--- Task requirements ---
Set down the records once more, please, exactly and with the pictures left out.

Records from a collection
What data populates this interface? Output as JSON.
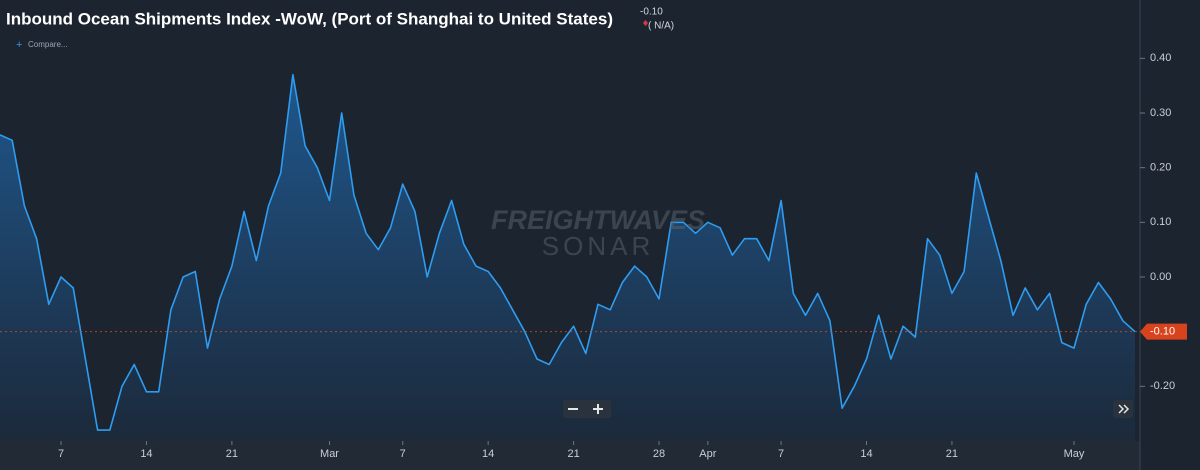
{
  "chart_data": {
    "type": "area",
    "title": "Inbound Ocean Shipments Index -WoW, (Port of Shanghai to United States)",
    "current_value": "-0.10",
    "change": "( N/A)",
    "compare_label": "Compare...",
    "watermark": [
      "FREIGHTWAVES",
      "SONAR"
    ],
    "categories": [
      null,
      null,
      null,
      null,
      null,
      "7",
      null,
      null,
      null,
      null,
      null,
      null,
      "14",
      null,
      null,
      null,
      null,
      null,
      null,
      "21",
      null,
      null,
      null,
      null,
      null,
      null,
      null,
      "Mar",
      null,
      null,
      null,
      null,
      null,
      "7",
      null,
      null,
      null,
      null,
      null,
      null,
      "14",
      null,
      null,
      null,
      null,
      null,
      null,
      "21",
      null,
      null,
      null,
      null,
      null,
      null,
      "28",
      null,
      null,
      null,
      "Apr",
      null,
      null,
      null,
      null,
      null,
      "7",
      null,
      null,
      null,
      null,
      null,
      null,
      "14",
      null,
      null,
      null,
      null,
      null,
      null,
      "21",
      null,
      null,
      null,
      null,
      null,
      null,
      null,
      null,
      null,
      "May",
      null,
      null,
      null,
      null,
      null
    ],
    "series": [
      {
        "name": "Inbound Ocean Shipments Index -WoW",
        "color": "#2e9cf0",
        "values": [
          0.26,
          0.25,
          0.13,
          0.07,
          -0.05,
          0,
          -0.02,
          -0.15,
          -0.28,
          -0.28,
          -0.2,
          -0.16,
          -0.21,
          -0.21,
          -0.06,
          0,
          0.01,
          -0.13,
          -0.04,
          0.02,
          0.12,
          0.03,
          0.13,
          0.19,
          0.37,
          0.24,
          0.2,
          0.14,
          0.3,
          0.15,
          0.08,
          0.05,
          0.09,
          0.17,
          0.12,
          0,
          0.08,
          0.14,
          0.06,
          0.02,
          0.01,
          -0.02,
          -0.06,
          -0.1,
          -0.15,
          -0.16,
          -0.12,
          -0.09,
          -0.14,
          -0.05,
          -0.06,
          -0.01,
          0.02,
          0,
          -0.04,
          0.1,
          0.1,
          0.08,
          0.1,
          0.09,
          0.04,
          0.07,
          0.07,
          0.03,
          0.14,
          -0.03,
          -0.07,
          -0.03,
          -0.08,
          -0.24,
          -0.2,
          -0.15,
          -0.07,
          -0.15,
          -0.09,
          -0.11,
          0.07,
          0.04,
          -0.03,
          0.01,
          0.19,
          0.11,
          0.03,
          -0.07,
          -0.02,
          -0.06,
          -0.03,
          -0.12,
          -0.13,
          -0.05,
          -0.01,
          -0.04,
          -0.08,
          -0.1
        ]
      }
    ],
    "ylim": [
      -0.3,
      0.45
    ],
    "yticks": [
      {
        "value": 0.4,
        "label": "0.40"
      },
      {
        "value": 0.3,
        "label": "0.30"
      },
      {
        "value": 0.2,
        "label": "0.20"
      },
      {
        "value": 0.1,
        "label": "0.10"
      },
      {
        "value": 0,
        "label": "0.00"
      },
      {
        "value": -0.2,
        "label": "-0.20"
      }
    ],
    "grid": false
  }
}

--- Output of the task ---
What data populates this interface? Output as JSON.
{
  "chart_data": {
    "type": "area",
    "title": "Inbound Ocean Shipments Index -WoW, (Port of Shanghai to United States)",
    "current_value": "-0.10",
    "change": "( N/A)",
    "compare_label": "Compare...",
    "watermark": [
      "FREIGHTWAVES",
      "SONAR"
    ],
    "categories": [
      null,
      null,
      null,
      null,
      null,
      "7",
      null,
      null,
      null,
      null,
      null,
      null,
      "14",
      null,
      null,
      null,
      null,
      null,
      null,
      "21",
      null,
      null,
      null,
      null,
      null,
      null,
      null,
      "Mar",
      null,
      null,
      null,
      null,
      null,
      "7",
      null,
      null,
      null,
      null,
      null,
      null,
      "14",
      null,
      null,
      null,
      null,
      null,
      null,
      "21",
      null,
      null,
      null,
      null,
      null,
      null,
      "28",
      null,
      null,
      null,
      "Apr",
      null,
      null,
      null,
      null,
      null,
      "7",
      null,
      null,
      null,
      null,
      null,
      null,
      "14",
      null,
      null,
      null,
      null,
      null,
      null,
      "21",
      null,
      null,
      null,
      null,
      null,
      null,
      null,
      null,
      null,
      "May",
      null,
      null,
      null,
      null,
      null
    ],
    "series": [
      {
        "name": "Inbound Ocean Shipments Index -WoW",
        "color": "#2e9cf0",
        "values": [
          0.26,
          0.25,
          0.13,
          0.07,
          -0.05,
          0,
          -0.02,
          -0.15,
          -0.28,
          -0.28,
          -0.2,
          -0.16,
          -0.21,
          -0.21,
          -0.06,
          0,
          0.01,
          -0.13,
          -0.04,
          0.02,
          0.12,
          0.03,
          0.13,
          0.19,
          0.37,
          0.24,
          0.2,
          0.14,
          0.3,
          0.15,
          0.08,
          0.05,
          0.09,
          0.17,
          0.12,
          0,
          0.08,
          0.14,
          0.06,
          0.02,
          0.01,
          -0.02,
          -0.06,
          -0.1,
          -0.15,
          -0.16,
          -0.12,
          -0.09,
          -0.14,
          -0.05,
          -0.06,
          -0.01,
          0.02,
          0,
          -0.04,
          0.1,
          0.1,
          0.08,
          0.1,
          0.09,
          0.04,
          0.07,
          0.07,
          0.03,
          0.14,
          -0.03,
          -0.07,
          -0.03,
          -0.08,
          -0.24,
          -0.2,
          -0.15,
          -0.07,
          -0.15,
          -0.09,
          -0.11,
          0.07,
          0.04,
          -0.03,
          0.01,
          0.19,
          0.11,
          0.03,
          -0.07,
          -0.02,
          -0.06,
          -0.03,
          -0.12,
          -0.13,
          -0.05,
          -0.01,
          -0.04,
          -0.08,
          -0.1
        ]
      }
    ],
    "ylim": [
      -0.3,
      0.45
    ],
    "yticks": [
      {
        "value": 0.4,
        "label": "0.40"
      },
      {
        "value": 0.3,
        "label": "0.30"
      },
      {
        "value": 0.2,
        "label": "0.20"
      },
      {
        "value": 0.1,
        "label": "0.10"
      },
      {
        "value": 0,
        "label": "0.00"
      },
      {
        "value": -0.2,
        "label": "-0.20"
      }
    ],
    "grid": false
  }
}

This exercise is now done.